▶ [What is needed] Read the records and gather each line that includes "content".

· · · ·

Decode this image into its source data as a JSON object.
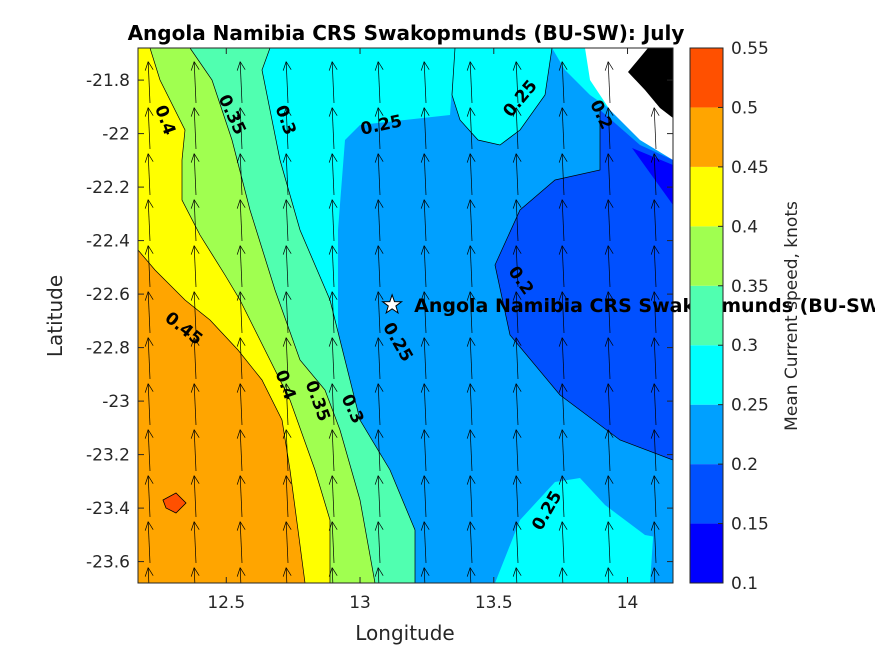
{
  "chart_data": {
    "type": "contour",
    "title": "Angola Namibia CRS Swakopmunds (BU-SW): July",
    "xlabel": "Longitude",
    "ylabel": "Latitude",
    "xlim": [
      12.17,
      14.17
    ],
    "ylim": [
      -23.68,
      -21.68
    ],
    "x_ticks": [
      "12.5",
      "13",
      "13.5",
      "14"
    ],
    "y_ticks": [
      "-21.8",
      "-22",
      "-22.2",
      "-22.4",
      "-22.6",
      "-22.8",
      "-23",
      "-23.2",
      "-23.4",
      "-23.6"
    ],
    "colorbar": {
      "label": "Mean Current speed, knots",
      "ticks": [
        "0.1",
        "0.15",
        "0.2",
        "0.25",
        "0.3",
        "0.35",
        "0.4",
        "0.45",
        "0.5",
        "0.55"
      ],
      "range": [
        0.1,
        0.55
      ],
      "colors": [
        "#0000ff",
        "#0050ff",
        "#00a0ff",
        "#00ffff",
        "#50ffb0",
        "#a0ff50",
        "#ffff00",
        "#ffa500",
        "#ff5000"
      ]
    },
    "contour_labels": [
      {
        "text": "0.4",
        "lon": 12.27,
        "lat": -21.95,
        "angle": 70
      },
      {
        "text": "0.35",
        "lon": 12.52,
        "lat": -21.93,
        "angle": 65
      },
      {
        "text": "0.3",
        "lon": 12.72,
        "lat": -21.95,
        "angle": 70
      },
      {
        "text": "0.25",
        "lon": 13.08,
        "lat": -21.97,
        "angle": -12
      },
      {
        "text": "0.25",
        "lon": 13.6,
        "lat": -21.87,
        "angle": -50
      },
      {
        "text": "0.2",
        "lon": 13.9,
        "lat": -21.93,
        "angle": 65
      },
      {
        "text": "0.2",
        "lon": 13.6,
        "lat": -22.55,
        "angle": 55
      },
      {
        "text": "0.45",
        "lon": 12.34,
        "lat": -22.73,
        "angle": 38
      },
      {
        "text": "0.25",
        "lon": 13.14,
        "lat": -22.78,
        "angle": 60
      },
      {
        "text": "0.4",
        "lon": 12.72,
        "lat": -22.94,
        "angle": 70
      },
      {
        "text": "0.35",
        "lon": 12.84,
        "lat": -23.0,
        "angle": 70
      },
      {
        "text": "0.3",
        "lon": 12.97,
        "lat": -23.03,
        "angle": 65
      },
      {
        "text": "0.25",
        "lon": 13.7,
        "lat": -23.41,
        "angle": -60
      }
    ],
    "station": {
      "name": "Angola Namibia CRS Swakopmunds (BU-SW)",
      "lon": 13.12,
      "lat": -22.64
    }
  }
}
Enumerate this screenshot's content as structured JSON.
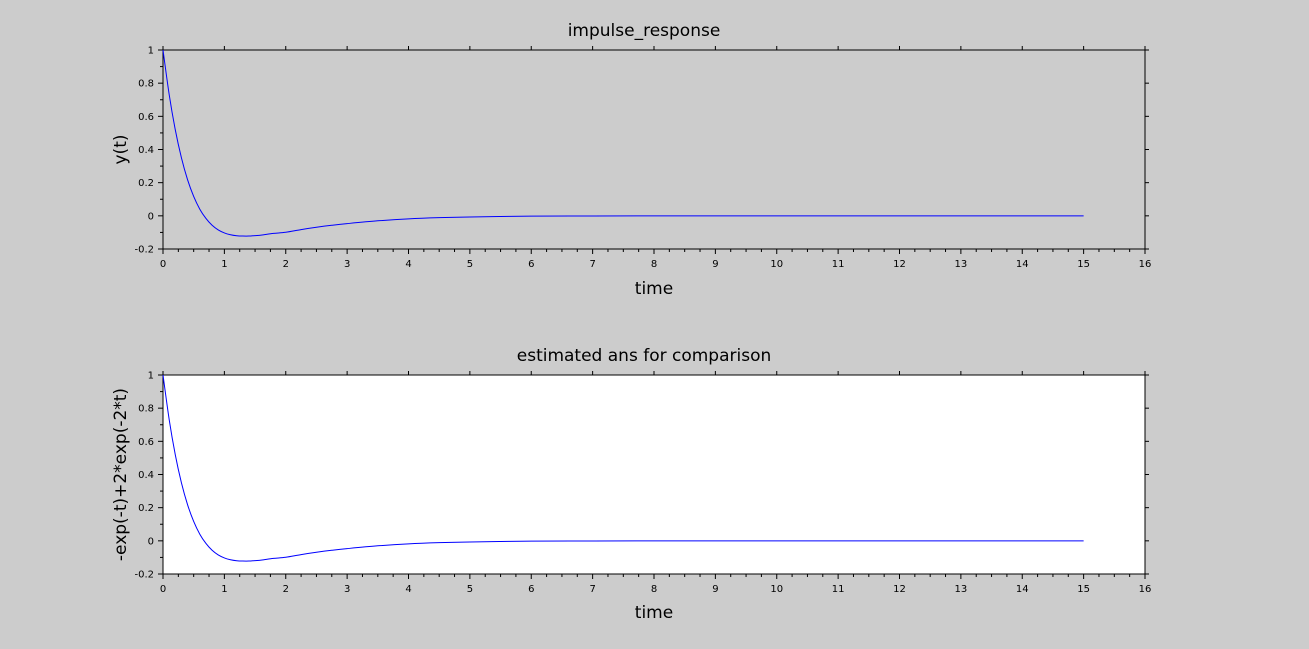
{
  "colors": {
    "figure_background": "#cccccc",
    "axes1_background": "#cccccc",
    "axes2_background": "#ffffff",
    "curve": "#0000ff",
    "axis": "#000000"
  },
  "chart_data": [
    {
      "type": "line",
      "title": "impulse_response",
      "xlabel": "time",
      "ylabel": "y(t)",
      "xlim": [
        0,
        16
      ],
      "ylim": [
        -0.2,
        1
      ],
      "xticks": [
        "0",
        "1",
        "2",
        "3",
        "4",
        "5",
        "6",
        "7",
        "8",
        "9",
        "10",
        "11",
        "12",
        "13",
        "14",
        "15",
        "16"
      ],
      "yticks": [
        "-0.2",
        "0",
        "0.2",
        "0.4",
        "0.6",
        "0.8",
        "1"
      ],
      "grid": false,
      "series": [
        {
          "name": "y(t)",
          "color": "#0000ff",
          "x": [
            0,
            0.1,
            0.2,
            0.3,
            0.4,
            0.5,
            0.6,
            0.7,
            0.8,
            0.9,
            1.0,
            1.1,
            1.2,
            1.3,
            1.4,
            1.5,
            1.6,
            1.8,
            2.0,
            2.25,
            2.5,
            2.75,
            3.0,
            3.5,
            4.0,
            4.5,
            5.0,
            5.5,
            6.0,
            7.0,
            8.0,
            9.0,
            10.0,
            11.0,
            12.0,
            13.0,
            14.0,
            15.0
          ],
          "y": [
            1,
            0.733,
            0.519,
            0.35,
            0.218,
            0.117,
            0.04,
            -0.016,
            -0.057,
            -0.085,
            -0.103,
            -0.114,
            -0.12,
            -0.122,
            -0.122,
            -0.119,
            -0.116,
            -0.106,
            -0.099,
            -0.083,
            -0.069,
            -0.057,
            -0.047,
            -0.03,
            -0.018,
            -0.011,
            -0.007,
            -0.004,
            -0.002,
            -0.001,
            0,
            0,
            0,
            0,
            0,
            0,
            0,
            0
          ]
        }
      ]
    },
    {
      "type": "line",
      "title": "estimated ans for comparison",
      "xlabel": "time",
      "ylabel": "-exp(-t)+2*exp(-2*t)",
      "xlim": [
        0,
        16
      ],
      "ylim": [
        -0.2,
        1
      ],
      "xticks": [
        "0",
        "1",
        "2",
        "3",
        "4",
        "5",
        "6",
        "7",
        "8",
        "9",
        "10",
        "11",
        "12",
        "13",
        "14",
        "15",
        "16"
      ],
      "yticks": [
        "-0.2",
        "0",
        "0.2",
        "0.4",
        "0.6",
        "0.8",
        "1"
      ],
      "grid": false,
      "series": [
        {
          "name": "-exp(-t)+2*exp(-2*t)",
          "color": "#0000ff",
          "x": [
            0,
            0.1,
            0.2,
            0.3,
            0.4,
            0.5,
            0.6,
            0.7,
            0.8,
            0.9,
            1.0,
            1.1,
            1.2,
            1.3,
            1.4,
            1.5,
            1.6,
            1.8,
            2.0,
            2.25,
            2.5,
            2.75,
            3.0,
            3.5,
            4.0,
            4.5,
            5.0,
            5.5,
            6.0,
            7.0,
            8.0,
            9.0,
            10.0,
            11.0,
            12.0,
            13.0,
            14.0,
            15.0
          ],
          "y": [
            1,
            0.733,
            0.519,
            0.35,
            0.218,
            0.117,
            0.04,
            -0.016,
            -0.057,
            -0.085,
            -0.103,
            -0.114,
            -0.12,
            -0.122,
            -0.122,
            -0.119,
            -0.116,
            -0.106,
            -0.099,
            -0.083,
            -0.069,
            -0.057,
            -0.047,
            -0.03,
            -0.018,
            -0.011,
            -0.007,
            -0.004,
            -0.002,
            -0.001,
            0,
            0,
            0,
            0,
            0,
            0,
            0,
            0
          ]
        }
      ]
    }
  ]
}
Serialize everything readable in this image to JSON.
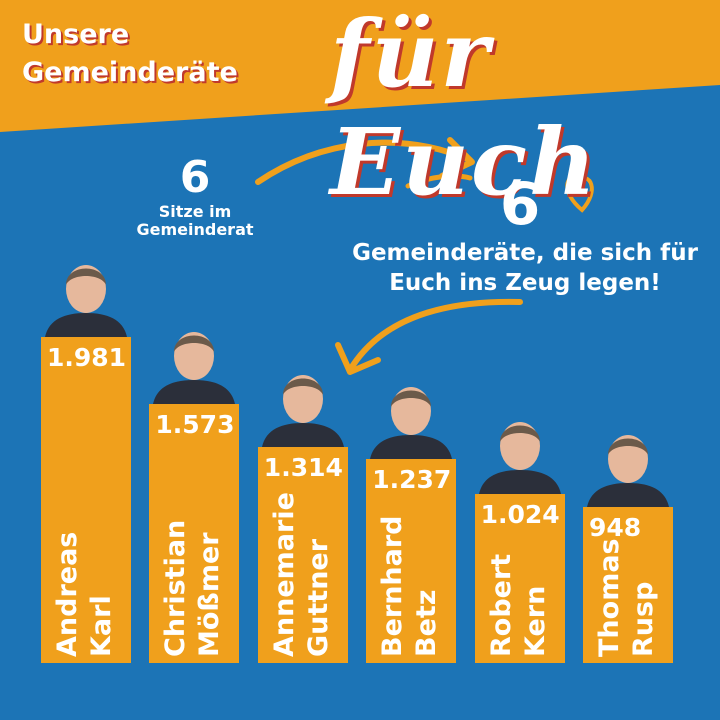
{
  "chart_data": {
    "type": "bar",
    "title": "Unsere Gemeinderäte",
    "subtitle": "für Euch",
    "seats_number": "6",
    "seats_text": "Sitze im Gemeinderat",
    "members_number": "6",
    "members_text": "Gemeinderäte, die sich für Euch ins Zeug legen!",
    "categories": [
      "Andreas Karl",
      "Christian Mößmer",
      "Annemarie Guttner",
      "Bernhard Betz",
      "Robert Kern",
      "Thomas Rusp"
    ],
    "values": [
      1981,
      1573,
      1314,
      1237,
      1024,
      948
    ],
    "value_labels": [
      "1.981",
      "1.573",
      "1.314",
      "1.237",
      "1.024",
      "948"
    ],
    "color": "#f0a01c"
  }
}
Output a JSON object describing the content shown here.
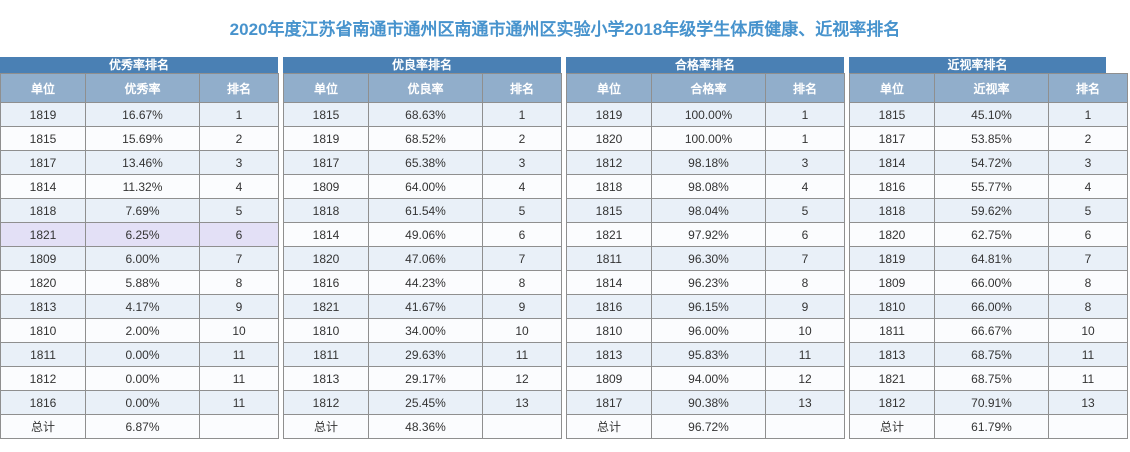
{
  "page_title": "2020年度江苏省南通市通州区南通市通州区实验小学2018年级学生体质健康、近视率排名",
  "colors": {
    "title_text": "#4793cd",
    "table_title_bg": "#4a80b4",
    "column_header_bg": "#91aecb",
    "row_odd_bg": "#e9f0f8",
    "row_even_bg": "#fbfcfe",
    "highlight_row_bg": "#e3e0f6",
    "border": "#8f8f8f",
    "cell_text": "#333333"
  },
  "tables": [
    {
      "title": "优秀率排名",
      "columns": [
        "单位",
        "优秀率",
        "排名"
      ],
      "highlight_row_index": 5,
      "rows": [
        [
          "1819",
          "16.67%",
          "1"
        ],
        [
          "1815",
          "15.69%",
          "2"
        ],
        [
          "1817",
          "13.46%",
          "3"
        ],
        [
          "1814",
          "11.32%",
          "4"
        ],
        [
          "1818",
          "7.69%",
          "5"
        ],
        [
          "1821",
          "6.25%",
          "6"
        ],
        [
          "1809",
          "6.00%",
          "7"
        ],
        [
          "1820",
          "5.88%",
          "8"
        ],
        [
          "1813",
          "4.17%",
          "9"
        ],
        [
          "1810",
          "2.00%",
          "10"
        ],
        [
          "1811",
          "0.00%",
          "11"
        ],
        [
          "1812",
          "0.00%",
          "11"
        ],
        [
          "1816",
          "0.00%",
          "11"
        ]
      ],
      "total_label": "总计",
      "total_value": "6.87%"
    },
    {
      "title": "优良率排名",
      "columns": [
        "单位",
        "优良率",
        "排名"
      ],
      "highlight_row_index": -1,
      "rows": [
        [
          "1815",
          "68.63%",
          "1"
        ],
        [
          "1819",
          "68.52%",
          "2"
        ],
        [
          "1817",
          "65.38%",
          "3"
        ],
        [
          "1809",
          "64.00%",
          "4"
        ],
        [
          "1818",
          "61.54%",
          "5"
        ],
        [
          "1814",
          "49.06%",
          "6"
        ],
        [
          "1820",
          "47.06%",
          "7"
        ],
        [
          "1816",
          "44.23%",
          "8"
        ],
        [
          "1821",
          "41.67%",
          "9"
        ],
        [
          "1810",
          "34.00%",
          "10"
        ],
        [
          "1811",
          "29.63%",
          "11"
        ],
        [
          "1813",
          "29.17%",
          "12"
        ],
        [
          "1812",
          "25.45%",
          "13"
        ]
      ],
      "total_label": "总计",
      "total_value": "48.36%"
    },
    {
      "title": "合格率排名",
      "columns": [
        "单位",
        "合格率",
        "排名"
      ],
      "highlight_row_index": -1,
      "rows": [
        [
          "1819",
          "100.00%",
          "1"
        ],
        [
          "1820",
          "100.00%",
          "1"
        ],
        [
          "1812",
          "98.18%",
          "3"
        ],
        [
          "1818",
          "98.08%",
          "4"
        ],
        [
          "1815",
          "98.04%",
          "5"
        ],
        [
          "1821",
          "97.92%",
          "6"
        ],
        [
          "1811",
          "96.30%",
          "7"
        ],
        [
          "1814",
          "96.23%",
          "8"
        ],
        [
          "1816",
          "96.15%",
          "9"
        ],
        [
          "1810",
          "96.00%",
          "10"
        ],
        [
          "1813",
          "95.83%",
          "11"
        ],
        [
          "1809",
          "94.00%",
          "12"
        ],
        [
          "1817",
          "90.38%",
          "13"
        ]
      ],
      "total_label": "总计",
      "total_value": "96.72%"
    },
    {
      "title": "近视率排名",
      "columns": [
        "单位",
        "近视率",
        "排名"
      ],
      "highlight_row_index": -1,
      "rows": [
        [
          "1815",
          "45.10%",
          "1"
        ],
        [
          "1817",
          "53.85%",
          "2"
        ],
        [
          "1814",
          "54.72%",
          "3"
        ],
        [
          "1816",
          "55.77%",
          "4"
        ],
        [
          "1818",
          "59.62%",
          "5"
        ],
        [
          "1820",
          "62.75%",
          "6"
        ],
        [
          "1819",
          "64.81%",
          "7"
        ],
        [
          "1809",
          "66.00%",
          "8"
        ],
        [
          "1810",
          "66.00%",
          "8"
        ],
        [
          "1811",
          "66.67%",
          "10"
        ],
        [
          "1813",
          "68.75%",
          "11"
        ],
        [
          "1821",
          "68.75%",
          "11"
        ],
        [
          "1812",
          "70.91%",
          "13"
        ]
      ],
      "total_label": "总计",
      "total_value": "61.79%"
    }
  ]
}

· · · ·

▶ [Expected answer]
Enumerate this screenshot's content as structured JSON.
Output a JSON object describing the content shown here.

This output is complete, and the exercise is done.